** start Provided material **
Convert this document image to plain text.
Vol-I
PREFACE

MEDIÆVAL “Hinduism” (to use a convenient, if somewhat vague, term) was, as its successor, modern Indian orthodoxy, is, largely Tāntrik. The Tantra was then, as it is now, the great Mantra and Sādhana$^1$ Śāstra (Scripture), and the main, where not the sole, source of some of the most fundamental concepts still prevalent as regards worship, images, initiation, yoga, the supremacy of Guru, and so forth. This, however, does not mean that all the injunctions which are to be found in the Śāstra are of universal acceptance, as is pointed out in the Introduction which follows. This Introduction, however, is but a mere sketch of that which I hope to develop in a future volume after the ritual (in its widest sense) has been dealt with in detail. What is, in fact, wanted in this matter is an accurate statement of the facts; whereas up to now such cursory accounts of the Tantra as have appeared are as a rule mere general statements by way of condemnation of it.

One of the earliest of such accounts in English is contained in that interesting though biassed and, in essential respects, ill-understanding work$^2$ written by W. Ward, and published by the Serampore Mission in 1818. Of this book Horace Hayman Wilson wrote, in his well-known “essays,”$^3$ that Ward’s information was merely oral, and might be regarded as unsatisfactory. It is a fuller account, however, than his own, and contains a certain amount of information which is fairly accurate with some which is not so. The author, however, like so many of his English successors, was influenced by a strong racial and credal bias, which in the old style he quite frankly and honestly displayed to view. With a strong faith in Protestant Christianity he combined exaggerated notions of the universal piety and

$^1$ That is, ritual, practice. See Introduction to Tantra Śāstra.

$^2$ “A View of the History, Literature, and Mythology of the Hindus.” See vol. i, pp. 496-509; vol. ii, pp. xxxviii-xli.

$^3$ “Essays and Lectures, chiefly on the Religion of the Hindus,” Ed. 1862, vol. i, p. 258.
** end Provided material **
** start Provided material **
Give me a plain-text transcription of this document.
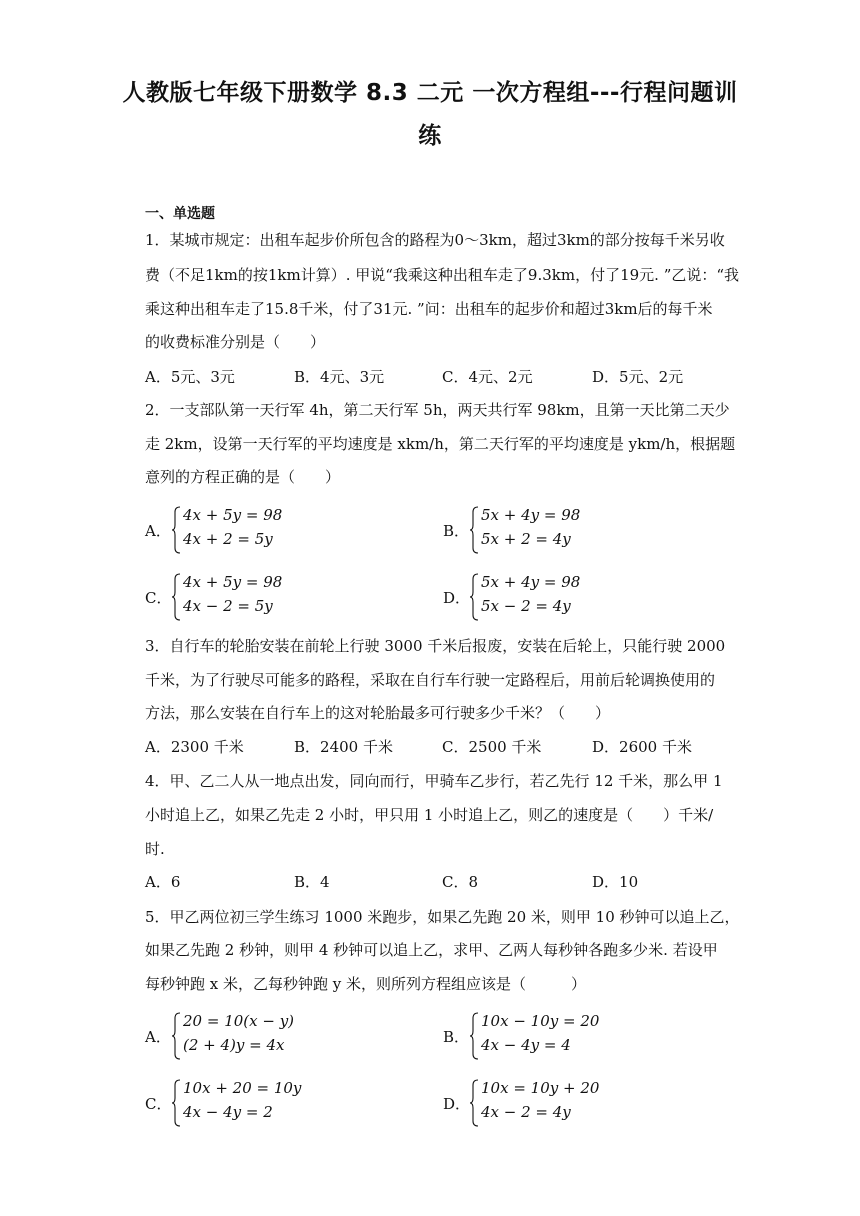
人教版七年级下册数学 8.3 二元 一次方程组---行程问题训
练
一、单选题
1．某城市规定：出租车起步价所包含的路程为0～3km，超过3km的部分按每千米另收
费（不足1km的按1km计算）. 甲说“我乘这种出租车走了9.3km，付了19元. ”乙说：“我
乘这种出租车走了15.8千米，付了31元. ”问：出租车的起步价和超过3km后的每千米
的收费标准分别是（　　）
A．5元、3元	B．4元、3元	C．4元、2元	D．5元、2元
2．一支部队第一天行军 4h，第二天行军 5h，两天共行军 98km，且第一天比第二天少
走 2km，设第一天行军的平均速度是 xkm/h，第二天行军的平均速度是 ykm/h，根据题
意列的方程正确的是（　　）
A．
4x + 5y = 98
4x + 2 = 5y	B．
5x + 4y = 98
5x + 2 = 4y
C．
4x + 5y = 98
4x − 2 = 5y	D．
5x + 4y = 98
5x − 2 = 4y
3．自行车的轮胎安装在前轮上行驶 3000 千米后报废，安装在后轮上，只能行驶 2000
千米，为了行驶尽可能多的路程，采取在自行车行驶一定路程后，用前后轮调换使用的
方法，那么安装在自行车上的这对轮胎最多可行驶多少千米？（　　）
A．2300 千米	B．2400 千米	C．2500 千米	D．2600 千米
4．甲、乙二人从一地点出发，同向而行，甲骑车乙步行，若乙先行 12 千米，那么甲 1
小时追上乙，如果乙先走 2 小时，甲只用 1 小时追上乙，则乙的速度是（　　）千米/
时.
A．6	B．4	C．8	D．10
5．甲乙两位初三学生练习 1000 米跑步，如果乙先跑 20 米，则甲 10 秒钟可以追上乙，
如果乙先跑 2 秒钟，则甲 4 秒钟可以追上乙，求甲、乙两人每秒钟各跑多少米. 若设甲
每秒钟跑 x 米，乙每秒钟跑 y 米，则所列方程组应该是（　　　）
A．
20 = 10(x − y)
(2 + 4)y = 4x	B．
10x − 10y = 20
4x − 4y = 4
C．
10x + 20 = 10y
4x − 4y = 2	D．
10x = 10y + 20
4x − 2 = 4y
** end Provided material **
* Aim: Copy out every line that includes the word "如果乙先跑".

* Correct response:
5．甲乙两位初三学生练习 1000 米跑步，如果乙先跑 20 米，则甲 10 秒钟可以追上乙，
如果乙先跑 2 秒钟，则甲 4 秒钟可以追上乙，求甲、乙两人每秒钟各跑多少米. 若设甲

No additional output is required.